== Data for this exercise

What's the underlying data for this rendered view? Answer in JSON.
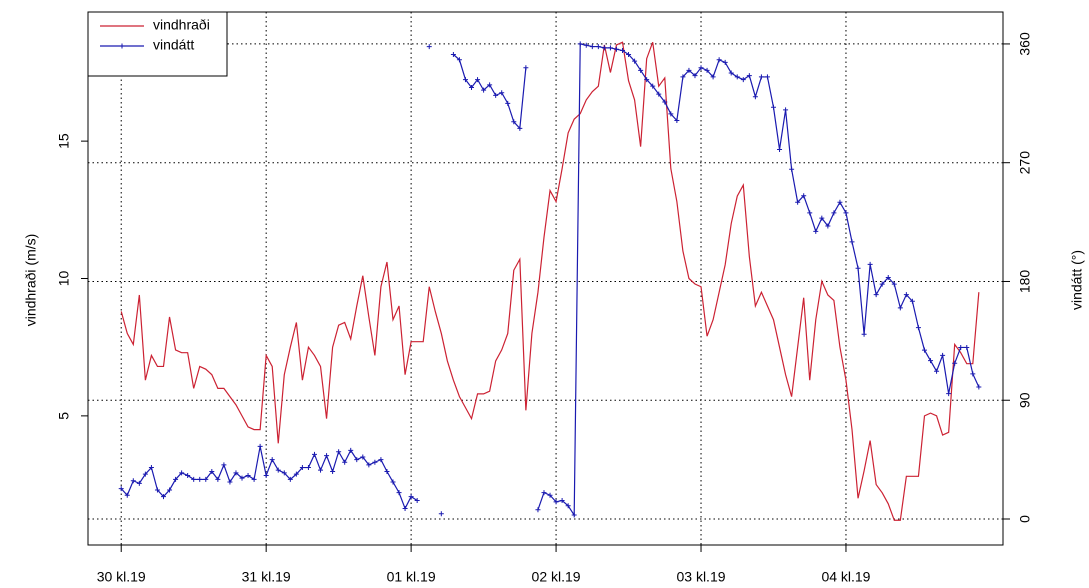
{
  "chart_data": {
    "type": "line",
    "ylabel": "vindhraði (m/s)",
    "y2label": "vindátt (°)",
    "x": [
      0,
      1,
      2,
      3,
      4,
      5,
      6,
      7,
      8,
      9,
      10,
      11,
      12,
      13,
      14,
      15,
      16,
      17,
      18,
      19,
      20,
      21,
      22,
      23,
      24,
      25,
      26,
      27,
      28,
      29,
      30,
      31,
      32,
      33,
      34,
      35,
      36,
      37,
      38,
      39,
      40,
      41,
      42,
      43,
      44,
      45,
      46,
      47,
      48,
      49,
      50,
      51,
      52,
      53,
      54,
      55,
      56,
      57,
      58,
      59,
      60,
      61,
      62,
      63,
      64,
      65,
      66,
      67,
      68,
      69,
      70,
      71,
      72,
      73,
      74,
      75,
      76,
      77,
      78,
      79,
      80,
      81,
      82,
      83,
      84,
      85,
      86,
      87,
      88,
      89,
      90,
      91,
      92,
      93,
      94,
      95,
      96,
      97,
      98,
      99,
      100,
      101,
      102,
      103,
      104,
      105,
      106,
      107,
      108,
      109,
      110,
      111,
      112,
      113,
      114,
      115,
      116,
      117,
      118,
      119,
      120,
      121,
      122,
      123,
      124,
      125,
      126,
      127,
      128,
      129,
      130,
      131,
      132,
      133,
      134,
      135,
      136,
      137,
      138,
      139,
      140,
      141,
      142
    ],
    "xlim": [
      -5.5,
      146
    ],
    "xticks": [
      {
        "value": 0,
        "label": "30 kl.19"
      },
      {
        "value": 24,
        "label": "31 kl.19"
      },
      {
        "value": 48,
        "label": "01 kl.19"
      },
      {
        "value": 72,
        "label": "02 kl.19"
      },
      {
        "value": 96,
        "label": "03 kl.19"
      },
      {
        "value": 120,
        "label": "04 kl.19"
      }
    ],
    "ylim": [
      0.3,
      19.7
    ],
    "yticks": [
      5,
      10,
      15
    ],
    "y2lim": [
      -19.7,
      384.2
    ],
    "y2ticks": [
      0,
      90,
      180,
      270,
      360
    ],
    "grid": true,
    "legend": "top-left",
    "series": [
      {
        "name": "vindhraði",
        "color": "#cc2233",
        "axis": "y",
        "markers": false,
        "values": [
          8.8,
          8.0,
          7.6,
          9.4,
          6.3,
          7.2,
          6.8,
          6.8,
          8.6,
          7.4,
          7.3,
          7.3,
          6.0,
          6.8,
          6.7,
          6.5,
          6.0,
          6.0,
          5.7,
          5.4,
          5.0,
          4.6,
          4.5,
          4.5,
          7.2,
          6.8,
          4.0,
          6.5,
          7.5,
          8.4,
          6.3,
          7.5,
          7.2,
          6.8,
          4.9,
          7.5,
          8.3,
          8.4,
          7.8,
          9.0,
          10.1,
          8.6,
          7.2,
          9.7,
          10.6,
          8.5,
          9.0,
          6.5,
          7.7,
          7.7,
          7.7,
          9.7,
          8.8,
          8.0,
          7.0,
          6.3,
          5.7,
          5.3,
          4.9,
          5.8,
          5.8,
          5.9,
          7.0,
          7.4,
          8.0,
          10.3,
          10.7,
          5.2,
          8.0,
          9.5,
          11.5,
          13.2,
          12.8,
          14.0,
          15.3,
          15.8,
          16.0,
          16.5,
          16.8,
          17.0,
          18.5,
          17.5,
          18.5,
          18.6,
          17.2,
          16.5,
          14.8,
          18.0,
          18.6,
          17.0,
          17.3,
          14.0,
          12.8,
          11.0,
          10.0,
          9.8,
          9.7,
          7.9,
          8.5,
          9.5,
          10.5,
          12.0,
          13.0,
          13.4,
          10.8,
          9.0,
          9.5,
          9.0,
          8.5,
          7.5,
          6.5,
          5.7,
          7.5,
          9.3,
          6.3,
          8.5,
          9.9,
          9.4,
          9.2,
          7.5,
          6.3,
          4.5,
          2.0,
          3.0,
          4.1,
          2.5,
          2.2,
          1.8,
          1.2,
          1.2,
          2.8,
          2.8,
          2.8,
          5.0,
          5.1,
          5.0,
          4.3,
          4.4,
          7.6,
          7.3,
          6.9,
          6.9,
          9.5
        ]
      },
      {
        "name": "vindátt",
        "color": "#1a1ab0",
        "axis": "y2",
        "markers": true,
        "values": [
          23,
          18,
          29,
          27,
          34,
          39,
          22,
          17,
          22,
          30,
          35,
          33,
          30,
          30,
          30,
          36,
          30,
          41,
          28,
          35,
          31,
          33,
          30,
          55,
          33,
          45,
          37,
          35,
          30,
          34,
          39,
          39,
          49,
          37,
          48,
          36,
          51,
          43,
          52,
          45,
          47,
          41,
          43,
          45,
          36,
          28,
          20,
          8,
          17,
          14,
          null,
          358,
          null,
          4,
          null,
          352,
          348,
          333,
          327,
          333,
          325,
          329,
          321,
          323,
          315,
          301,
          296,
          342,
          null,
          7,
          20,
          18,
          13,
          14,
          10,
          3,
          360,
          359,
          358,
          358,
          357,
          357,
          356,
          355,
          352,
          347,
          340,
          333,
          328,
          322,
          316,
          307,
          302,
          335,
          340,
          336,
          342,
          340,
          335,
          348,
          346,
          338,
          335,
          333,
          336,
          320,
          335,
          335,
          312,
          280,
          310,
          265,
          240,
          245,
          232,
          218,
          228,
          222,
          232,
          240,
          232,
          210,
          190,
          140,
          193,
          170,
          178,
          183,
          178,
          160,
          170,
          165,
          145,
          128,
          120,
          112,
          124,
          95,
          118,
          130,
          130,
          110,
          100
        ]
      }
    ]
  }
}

====
== Data for this exercise

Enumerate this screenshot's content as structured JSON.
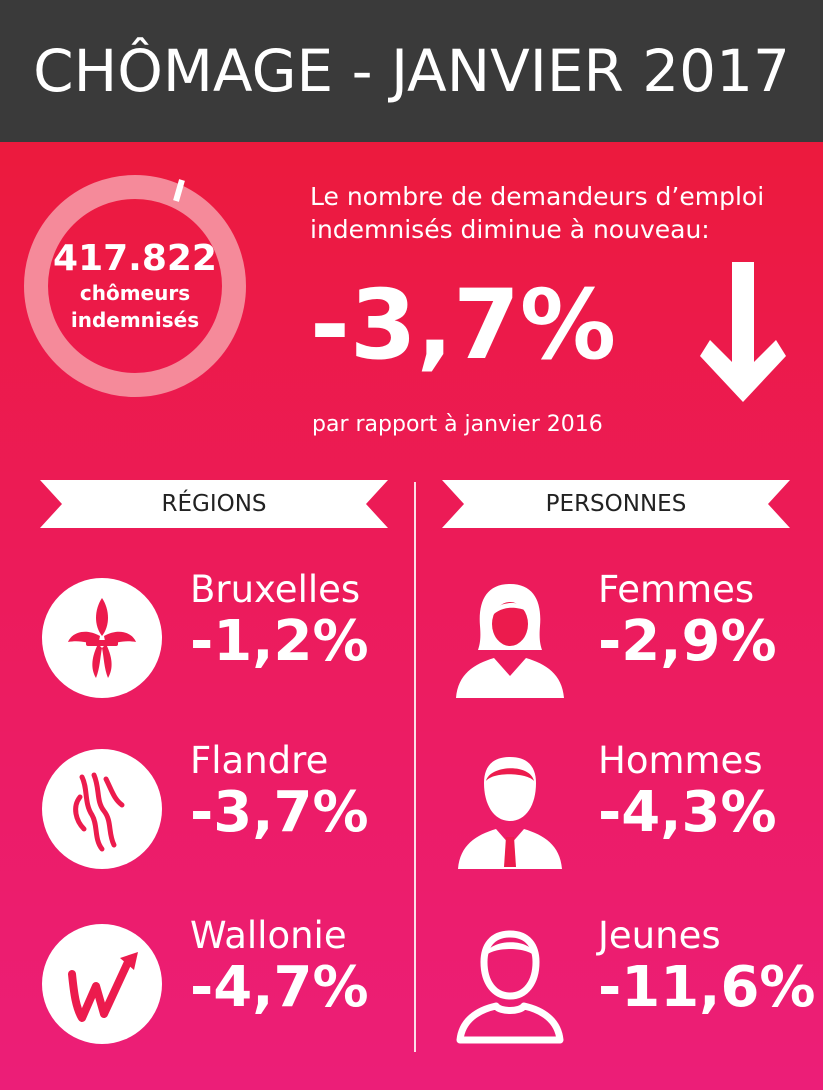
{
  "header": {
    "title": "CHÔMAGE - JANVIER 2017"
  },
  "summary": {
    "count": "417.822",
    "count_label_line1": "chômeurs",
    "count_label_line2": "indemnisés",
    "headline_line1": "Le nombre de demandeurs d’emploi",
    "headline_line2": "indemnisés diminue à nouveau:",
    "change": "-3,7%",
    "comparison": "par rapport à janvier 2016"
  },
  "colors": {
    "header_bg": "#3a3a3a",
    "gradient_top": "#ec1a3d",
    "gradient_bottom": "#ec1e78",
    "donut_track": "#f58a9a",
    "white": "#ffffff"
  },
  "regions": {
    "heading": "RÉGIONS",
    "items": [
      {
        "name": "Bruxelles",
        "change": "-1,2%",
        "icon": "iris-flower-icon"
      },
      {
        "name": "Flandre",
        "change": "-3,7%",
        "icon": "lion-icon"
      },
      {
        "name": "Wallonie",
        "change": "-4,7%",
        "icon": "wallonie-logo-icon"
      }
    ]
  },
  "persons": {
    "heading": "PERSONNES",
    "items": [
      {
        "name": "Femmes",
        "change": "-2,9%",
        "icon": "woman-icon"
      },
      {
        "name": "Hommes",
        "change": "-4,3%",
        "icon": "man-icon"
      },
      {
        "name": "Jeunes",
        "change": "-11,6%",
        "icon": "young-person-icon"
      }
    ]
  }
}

====

→ Direction: How many lines in the data contain the string "indemnisés"? Respond with the number only.

→ Task output: 2